*Requirement*: Using the records below, give the number of lines where the word "refers" appears, with no further output.

---------- Extracted entries

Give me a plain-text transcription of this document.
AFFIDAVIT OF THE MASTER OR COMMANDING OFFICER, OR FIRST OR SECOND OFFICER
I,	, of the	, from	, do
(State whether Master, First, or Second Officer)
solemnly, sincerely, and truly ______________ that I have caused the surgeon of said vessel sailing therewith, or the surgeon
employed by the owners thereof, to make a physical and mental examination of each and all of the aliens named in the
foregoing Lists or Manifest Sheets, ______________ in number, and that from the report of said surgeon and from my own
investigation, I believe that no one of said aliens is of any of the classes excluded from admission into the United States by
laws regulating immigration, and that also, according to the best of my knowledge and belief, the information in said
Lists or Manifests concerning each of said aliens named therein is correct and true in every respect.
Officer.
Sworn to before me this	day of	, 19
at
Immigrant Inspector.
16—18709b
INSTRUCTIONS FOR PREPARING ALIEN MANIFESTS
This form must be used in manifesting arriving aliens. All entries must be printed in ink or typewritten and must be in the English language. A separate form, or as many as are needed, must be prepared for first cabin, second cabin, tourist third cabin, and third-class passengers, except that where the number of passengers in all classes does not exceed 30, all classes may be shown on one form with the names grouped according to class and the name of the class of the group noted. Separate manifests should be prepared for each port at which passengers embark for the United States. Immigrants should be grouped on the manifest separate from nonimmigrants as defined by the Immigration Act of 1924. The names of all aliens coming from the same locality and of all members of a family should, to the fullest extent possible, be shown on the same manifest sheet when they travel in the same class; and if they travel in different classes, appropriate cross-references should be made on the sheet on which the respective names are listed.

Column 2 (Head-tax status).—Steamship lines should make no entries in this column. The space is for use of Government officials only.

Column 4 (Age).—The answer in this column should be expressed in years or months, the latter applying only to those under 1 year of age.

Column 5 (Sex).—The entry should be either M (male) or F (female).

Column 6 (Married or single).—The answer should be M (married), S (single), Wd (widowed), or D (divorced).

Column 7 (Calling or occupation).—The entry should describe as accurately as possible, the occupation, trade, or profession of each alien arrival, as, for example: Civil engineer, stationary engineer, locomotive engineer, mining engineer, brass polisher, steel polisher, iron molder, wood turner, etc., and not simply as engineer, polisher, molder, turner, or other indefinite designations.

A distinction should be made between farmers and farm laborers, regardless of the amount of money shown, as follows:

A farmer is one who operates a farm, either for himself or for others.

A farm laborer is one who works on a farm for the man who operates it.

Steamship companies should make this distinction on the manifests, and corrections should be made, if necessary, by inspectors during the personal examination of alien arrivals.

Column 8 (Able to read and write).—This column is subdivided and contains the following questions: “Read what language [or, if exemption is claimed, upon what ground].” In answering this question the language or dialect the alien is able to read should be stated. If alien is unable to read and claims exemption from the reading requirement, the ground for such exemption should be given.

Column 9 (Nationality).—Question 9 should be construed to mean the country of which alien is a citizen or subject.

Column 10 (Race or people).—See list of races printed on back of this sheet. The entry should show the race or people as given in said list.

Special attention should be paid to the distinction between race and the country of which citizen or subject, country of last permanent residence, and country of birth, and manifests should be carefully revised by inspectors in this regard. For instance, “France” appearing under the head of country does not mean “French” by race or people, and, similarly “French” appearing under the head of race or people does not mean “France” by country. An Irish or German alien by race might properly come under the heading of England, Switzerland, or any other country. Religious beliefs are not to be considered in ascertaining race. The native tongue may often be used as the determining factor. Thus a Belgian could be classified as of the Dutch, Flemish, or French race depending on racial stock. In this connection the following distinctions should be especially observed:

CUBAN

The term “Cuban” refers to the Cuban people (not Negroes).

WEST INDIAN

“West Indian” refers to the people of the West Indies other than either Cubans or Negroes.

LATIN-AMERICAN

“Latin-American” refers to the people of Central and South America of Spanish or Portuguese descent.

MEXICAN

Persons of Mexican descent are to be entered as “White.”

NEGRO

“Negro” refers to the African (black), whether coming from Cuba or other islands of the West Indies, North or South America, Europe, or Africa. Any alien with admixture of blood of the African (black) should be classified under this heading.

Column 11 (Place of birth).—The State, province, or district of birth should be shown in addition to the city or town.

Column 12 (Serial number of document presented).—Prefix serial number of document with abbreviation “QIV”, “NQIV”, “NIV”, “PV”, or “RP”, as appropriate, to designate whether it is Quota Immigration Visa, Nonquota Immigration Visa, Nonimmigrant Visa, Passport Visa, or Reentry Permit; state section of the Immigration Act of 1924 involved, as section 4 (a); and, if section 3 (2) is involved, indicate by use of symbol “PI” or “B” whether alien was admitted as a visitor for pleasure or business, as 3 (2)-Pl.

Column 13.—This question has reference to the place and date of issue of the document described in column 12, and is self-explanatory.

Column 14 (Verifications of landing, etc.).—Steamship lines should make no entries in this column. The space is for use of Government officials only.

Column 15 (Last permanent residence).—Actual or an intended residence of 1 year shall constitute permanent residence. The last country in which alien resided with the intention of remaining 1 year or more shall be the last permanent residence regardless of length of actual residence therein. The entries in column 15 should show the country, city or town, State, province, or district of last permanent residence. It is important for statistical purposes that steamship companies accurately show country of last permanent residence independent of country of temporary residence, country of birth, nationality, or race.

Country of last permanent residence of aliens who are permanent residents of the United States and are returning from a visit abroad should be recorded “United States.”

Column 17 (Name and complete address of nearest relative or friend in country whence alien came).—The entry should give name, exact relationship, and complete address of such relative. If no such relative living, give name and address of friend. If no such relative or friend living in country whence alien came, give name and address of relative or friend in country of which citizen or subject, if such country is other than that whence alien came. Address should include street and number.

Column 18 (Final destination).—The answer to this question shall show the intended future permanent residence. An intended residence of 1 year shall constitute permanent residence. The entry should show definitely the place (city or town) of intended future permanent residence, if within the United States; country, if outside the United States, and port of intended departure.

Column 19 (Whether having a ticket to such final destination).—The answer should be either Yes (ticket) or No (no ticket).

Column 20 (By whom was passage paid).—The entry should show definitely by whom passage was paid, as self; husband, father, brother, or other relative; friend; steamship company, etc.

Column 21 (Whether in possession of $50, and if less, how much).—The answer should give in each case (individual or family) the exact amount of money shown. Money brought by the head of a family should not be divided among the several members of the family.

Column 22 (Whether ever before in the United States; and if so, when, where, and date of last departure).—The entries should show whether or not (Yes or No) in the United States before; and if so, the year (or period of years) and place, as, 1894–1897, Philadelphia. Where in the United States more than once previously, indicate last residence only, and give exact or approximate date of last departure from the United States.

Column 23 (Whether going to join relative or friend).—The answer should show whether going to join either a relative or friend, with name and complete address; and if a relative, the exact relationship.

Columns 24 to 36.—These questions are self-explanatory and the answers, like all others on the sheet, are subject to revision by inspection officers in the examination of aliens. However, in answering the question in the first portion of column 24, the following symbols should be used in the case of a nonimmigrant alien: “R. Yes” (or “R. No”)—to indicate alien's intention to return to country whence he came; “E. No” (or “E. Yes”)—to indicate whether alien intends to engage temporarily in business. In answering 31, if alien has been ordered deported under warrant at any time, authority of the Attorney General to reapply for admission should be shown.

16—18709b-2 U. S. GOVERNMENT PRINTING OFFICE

--------------------

*Expected output*: 4